**Exercise brief**
Copy out every one of the entries below character for character, with nothing altered.

*** Data provided

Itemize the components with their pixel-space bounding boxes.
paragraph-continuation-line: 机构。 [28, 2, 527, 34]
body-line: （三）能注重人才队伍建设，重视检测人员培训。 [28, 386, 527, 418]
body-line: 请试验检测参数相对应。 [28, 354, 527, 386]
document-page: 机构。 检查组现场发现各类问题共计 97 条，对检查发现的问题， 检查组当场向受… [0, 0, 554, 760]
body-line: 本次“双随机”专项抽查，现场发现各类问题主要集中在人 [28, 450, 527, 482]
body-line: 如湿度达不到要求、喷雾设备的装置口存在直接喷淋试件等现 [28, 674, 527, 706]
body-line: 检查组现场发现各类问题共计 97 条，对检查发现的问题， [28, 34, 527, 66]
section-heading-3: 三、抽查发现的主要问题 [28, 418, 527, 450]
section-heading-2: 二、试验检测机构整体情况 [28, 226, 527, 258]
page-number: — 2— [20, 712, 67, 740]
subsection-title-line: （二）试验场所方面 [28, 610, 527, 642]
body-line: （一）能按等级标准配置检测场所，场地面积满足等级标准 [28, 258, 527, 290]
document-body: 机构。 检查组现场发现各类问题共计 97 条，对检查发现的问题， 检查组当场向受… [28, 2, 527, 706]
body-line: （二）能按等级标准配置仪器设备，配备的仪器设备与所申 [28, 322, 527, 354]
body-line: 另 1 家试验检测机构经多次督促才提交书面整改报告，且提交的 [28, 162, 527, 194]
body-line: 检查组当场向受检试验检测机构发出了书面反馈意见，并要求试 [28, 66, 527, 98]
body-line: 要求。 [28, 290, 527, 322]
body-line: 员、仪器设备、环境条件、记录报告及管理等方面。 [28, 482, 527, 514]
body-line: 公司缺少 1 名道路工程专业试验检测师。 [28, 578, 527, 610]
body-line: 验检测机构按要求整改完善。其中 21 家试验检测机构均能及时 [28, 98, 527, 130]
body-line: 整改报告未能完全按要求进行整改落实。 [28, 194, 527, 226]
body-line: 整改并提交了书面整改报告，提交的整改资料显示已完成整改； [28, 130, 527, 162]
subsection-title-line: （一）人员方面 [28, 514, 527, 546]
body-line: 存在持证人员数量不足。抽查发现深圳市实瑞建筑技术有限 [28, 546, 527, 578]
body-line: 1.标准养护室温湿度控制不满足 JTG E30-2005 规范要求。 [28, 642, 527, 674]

******

**Finished task**
Itemize the components with their pixel-space bounding boxes.
paragraph-continuation-line: 机构。 [28, 2, 527, 34]
body-line: （三）能注重人才队伍建设，重视检测人员培训。 [28, 386, 527, 418]
body-line: 请试验检测参数相对应。 [28, 354, 527, 386]
document-page: 机构。 检查组现场发现各类问题共计 97 条，对检查发现的问题， 检查组当场向受… [0, 0, 554, 760]
body-line: 本次“双随机”专项抽查，现场发现各类问题主要集中在人 [28, 450, 527, 482]
body-line: 如湿度达不到要求、喷雾设备的装置口存在直接喷淋试件等现 [28, 674, 527, 706]
body-line: 检查组现场发现各类问题共计 97 条，对检查发现的问题， [28, 34, 527, 66]
section-heading-3: 三、抽查发现的主要问题 [28, 418, 527, 450]
section-heading-2: 二、试验检测机构整体情况 [28, 226, 527, 258]
page-number: — 2— [20, 712, 67, 740]
subsection-title-line: （二）试验场所方面 [28, 610, 527, 642]
body-line: （一）能按等级标准配置检测场所，场地面积满足等级标准 [28, 258, 527, 290]
document-body: 机构。 检查组现场发现各类问题共计 97 条，对检查发现的问题， 检查组当场向受… [28, 2, 527, 706]
body-line: （二）能按等级标准配置仪器设备，配备的仪器设备与所申 [28, 322, 527, 354]
body-line: 另 1 家试验检测机构经多次督促才提交书面整改报告，且提交的 [28, 162, 527, 194]
body-line: 检查组当场向受检试验检测机构发出了书面反馈意见，并要求试 [28, 66, 527, 98]
body-line: 要求。 [28, 290, 527, 322]
body-line: 员、仪器设备、环境条件、记录报告及管理等方面。 [28, 482, 527, 514]
body-line: 公司缺少 1 名道路工程专业试验检测师。 [28, 578, 527, 610]
body-line: 验检测机构按要求整改完善。其中 21 家试验检测机构均能及时 [28, 98, 527, 130]
body-line: 整改报告未能完全按要求进行整改落实。 [28, 194, 527, 226]
body-line: 整改并提交了书面整改报告，提交的整改资料显示已完成整改； [28, 130, 527, 162]
subsection-title-line: （一）人员方面 [28, 514, 527, 546]
body-line: 存在持证人员数量不足。抽查发现深圳市实瑞建筑技术有限 [28, 546, 527, 578]
body-line: 1.标准养护室温湿度控制不满足 JTG E30-2005 规范要求。 [28, 642, 527, 674]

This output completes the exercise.